▼
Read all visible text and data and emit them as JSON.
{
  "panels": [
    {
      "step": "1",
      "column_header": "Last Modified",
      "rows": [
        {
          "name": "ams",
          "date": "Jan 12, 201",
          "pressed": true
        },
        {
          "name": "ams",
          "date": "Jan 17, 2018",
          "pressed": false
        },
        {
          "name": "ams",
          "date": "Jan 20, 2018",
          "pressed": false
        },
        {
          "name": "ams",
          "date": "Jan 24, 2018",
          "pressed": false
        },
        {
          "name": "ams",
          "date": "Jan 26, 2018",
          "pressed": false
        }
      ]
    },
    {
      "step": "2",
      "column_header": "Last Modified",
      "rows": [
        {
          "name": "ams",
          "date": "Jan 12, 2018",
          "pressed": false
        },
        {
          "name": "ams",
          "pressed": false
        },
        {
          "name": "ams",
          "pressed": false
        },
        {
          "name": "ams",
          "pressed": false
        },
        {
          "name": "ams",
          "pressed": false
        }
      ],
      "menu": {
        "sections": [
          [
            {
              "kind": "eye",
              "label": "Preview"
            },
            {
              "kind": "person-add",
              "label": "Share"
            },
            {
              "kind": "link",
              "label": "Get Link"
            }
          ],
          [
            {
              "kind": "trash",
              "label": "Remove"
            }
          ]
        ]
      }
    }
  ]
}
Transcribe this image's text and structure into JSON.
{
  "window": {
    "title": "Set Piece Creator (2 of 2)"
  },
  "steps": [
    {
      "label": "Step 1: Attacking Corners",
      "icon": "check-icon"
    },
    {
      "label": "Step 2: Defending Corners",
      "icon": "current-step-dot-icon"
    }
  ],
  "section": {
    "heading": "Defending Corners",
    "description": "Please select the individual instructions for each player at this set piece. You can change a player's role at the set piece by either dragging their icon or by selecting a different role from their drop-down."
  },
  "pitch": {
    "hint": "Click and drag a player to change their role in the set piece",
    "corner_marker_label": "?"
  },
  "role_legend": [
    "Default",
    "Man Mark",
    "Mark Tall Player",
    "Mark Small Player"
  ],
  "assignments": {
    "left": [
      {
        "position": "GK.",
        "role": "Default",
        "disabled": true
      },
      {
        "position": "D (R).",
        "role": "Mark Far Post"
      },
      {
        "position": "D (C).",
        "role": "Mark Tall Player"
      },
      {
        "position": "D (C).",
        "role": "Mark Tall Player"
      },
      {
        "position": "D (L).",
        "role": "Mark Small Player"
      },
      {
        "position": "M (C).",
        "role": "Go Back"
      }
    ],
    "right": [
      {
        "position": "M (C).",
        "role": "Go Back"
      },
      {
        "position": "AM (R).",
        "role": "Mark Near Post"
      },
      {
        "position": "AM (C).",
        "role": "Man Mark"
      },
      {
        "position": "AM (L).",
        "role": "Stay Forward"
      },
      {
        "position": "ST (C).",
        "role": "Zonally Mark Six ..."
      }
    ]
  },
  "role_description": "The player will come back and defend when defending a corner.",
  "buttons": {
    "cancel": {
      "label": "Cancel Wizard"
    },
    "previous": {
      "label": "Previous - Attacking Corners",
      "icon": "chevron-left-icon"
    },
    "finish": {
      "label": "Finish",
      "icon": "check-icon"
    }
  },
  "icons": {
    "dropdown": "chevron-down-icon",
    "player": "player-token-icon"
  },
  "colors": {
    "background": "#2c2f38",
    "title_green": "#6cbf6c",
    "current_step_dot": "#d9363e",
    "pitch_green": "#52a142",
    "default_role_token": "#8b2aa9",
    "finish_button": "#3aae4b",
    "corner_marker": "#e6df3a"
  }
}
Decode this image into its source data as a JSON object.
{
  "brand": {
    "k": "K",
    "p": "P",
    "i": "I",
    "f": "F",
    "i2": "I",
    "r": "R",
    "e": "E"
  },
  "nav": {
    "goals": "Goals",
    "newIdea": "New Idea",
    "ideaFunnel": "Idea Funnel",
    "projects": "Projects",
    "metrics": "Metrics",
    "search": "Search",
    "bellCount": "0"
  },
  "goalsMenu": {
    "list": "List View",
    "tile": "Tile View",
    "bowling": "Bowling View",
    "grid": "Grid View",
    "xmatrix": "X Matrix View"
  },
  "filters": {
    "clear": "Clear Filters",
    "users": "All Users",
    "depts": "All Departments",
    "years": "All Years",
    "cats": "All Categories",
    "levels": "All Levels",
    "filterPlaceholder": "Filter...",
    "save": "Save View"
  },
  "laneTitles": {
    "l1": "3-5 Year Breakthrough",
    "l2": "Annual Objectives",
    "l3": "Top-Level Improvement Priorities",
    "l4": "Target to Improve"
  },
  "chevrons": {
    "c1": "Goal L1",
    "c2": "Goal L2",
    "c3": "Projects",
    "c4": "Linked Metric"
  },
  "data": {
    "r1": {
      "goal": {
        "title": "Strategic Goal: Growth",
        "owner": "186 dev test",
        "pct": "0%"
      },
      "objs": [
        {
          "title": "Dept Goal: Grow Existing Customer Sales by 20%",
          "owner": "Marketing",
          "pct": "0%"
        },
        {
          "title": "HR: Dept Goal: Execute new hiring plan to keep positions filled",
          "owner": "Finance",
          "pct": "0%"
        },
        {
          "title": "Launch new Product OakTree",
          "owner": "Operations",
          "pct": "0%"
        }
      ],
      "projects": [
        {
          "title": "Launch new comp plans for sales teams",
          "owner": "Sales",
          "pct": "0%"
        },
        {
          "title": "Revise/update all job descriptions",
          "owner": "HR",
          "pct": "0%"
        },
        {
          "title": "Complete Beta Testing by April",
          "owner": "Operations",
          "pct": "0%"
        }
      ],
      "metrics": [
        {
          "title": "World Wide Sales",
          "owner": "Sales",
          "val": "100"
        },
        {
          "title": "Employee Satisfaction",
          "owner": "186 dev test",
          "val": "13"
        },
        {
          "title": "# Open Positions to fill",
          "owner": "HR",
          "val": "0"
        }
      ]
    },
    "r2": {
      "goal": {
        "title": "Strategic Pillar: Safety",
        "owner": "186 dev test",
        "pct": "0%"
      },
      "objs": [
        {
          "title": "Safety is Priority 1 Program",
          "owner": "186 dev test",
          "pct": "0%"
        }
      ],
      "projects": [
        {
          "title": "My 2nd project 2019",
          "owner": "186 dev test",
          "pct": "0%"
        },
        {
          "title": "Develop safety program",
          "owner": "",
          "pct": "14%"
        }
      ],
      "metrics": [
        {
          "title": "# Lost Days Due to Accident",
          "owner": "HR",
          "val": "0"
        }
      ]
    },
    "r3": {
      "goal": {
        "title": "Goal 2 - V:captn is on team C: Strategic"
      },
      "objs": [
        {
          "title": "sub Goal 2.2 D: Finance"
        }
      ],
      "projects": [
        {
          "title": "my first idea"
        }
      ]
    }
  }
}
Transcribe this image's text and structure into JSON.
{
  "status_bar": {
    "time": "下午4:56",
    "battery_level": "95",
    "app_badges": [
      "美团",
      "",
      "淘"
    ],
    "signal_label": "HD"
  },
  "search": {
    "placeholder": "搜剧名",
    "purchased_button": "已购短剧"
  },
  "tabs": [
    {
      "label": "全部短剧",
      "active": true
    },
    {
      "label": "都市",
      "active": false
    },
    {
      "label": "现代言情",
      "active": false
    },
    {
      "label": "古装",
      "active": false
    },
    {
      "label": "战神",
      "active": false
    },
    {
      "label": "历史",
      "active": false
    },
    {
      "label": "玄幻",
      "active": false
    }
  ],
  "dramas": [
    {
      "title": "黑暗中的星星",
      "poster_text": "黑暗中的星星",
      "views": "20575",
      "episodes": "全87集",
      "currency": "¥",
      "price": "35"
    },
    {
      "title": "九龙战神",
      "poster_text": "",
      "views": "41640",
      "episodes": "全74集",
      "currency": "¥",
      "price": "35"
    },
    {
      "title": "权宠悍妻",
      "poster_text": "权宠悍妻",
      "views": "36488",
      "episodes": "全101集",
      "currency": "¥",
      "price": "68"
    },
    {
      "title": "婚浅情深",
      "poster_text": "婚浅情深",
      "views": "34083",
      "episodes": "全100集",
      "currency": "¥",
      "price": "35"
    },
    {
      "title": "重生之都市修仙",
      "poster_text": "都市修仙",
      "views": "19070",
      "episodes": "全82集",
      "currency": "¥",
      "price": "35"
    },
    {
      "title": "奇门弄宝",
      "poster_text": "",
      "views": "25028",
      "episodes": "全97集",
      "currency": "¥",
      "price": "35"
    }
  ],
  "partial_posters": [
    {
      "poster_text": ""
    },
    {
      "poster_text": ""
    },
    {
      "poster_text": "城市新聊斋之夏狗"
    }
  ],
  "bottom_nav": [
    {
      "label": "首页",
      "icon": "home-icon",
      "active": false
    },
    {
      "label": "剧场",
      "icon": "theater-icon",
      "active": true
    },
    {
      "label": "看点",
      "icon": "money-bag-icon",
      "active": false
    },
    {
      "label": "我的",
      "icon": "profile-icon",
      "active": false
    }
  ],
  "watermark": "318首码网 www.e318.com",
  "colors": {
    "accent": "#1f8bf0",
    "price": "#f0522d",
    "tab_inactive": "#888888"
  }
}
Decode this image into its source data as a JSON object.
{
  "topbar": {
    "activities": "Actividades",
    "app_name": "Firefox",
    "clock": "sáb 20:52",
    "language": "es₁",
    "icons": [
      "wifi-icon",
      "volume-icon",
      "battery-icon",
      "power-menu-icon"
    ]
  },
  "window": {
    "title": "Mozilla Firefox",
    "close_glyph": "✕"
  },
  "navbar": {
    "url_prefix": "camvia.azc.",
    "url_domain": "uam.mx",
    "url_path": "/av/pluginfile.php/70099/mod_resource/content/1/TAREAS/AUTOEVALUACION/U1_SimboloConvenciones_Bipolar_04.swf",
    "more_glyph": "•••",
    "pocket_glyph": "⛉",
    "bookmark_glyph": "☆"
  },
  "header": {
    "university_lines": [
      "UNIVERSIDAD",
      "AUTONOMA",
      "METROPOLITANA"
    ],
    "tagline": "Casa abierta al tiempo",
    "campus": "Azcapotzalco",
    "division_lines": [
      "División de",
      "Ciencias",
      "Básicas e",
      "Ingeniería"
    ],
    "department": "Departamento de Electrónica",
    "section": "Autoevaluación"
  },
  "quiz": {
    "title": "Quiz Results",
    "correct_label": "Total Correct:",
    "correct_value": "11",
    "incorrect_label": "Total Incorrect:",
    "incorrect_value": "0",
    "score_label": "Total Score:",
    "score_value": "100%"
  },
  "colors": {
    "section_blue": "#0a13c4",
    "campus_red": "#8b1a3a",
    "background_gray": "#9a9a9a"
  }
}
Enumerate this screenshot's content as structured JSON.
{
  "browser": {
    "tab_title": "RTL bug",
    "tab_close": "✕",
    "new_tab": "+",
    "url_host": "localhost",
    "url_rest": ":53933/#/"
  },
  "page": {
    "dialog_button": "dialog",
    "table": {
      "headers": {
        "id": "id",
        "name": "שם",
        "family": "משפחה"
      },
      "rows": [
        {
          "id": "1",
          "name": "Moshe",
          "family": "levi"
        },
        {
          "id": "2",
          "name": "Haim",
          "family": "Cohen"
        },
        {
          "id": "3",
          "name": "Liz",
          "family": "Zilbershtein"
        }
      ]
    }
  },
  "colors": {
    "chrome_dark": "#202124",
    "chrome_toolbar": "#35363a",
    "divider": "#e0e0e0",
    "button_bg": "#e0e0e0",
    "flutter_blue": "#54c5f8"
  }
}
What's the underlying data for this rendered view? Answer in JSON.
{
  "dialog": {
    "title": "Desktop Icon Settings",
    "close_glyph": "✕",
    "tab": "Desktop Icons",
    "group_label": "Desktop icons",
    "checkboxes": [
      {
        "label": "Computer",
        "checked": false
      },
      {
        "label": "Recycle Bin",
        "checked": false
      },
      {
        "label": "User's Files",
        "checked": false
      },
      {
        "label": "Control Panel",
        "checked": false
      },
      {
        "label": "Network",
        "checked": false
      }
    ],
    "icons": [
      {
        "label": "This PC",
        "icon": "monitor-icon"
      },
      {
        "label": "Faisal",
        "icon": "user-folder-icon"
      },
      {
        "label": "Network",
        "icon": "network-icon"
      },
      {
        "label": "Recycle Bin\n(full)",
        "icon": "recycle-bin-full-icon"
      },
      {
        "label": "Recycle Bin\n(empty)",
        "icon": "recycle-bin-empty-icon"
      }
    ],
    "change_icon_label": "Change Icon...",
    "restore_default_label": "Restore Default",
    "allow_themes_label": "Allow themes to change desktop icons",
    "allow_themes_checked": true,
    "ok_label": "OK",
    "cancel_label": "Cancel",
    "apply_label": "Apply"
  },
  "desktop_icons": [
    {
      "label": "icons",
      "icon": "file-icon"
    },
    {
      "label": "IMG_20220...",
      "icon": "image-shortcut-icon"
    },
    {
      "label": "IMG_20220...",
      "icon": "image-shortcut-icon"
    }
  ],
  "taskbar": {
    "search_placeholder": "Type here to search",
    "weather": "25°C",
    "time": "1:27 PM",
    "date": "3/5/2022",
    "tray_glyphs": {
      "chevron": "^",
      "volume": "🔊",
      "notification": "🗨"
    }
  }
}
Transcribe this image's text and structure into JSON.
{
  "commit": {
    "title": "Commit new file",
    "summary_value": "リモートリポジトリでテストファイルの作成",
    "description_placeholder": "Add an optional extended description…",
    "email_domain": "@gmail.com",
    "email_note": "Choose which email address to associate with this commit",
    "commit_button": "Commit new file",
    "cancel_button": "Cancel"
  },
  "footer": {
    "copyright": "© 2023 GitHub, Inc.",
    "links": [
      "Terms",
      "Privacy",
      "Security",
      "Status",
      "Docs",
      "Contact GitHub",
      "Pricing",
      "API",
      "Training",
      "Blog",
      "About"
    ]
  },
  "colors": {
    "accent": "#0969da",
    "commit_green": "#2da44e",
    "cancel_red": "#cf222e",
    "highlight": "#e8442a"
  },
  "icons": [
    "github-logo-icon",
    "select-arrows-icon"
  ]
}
▲
* [Exercise instructions]: Look through the entries above. Extract each line with the word "empty".

* [Solution to this exercise]:
        "label": "Recycle Bin\n(empty)",
        "icon": "recycle-bin-empty-icon"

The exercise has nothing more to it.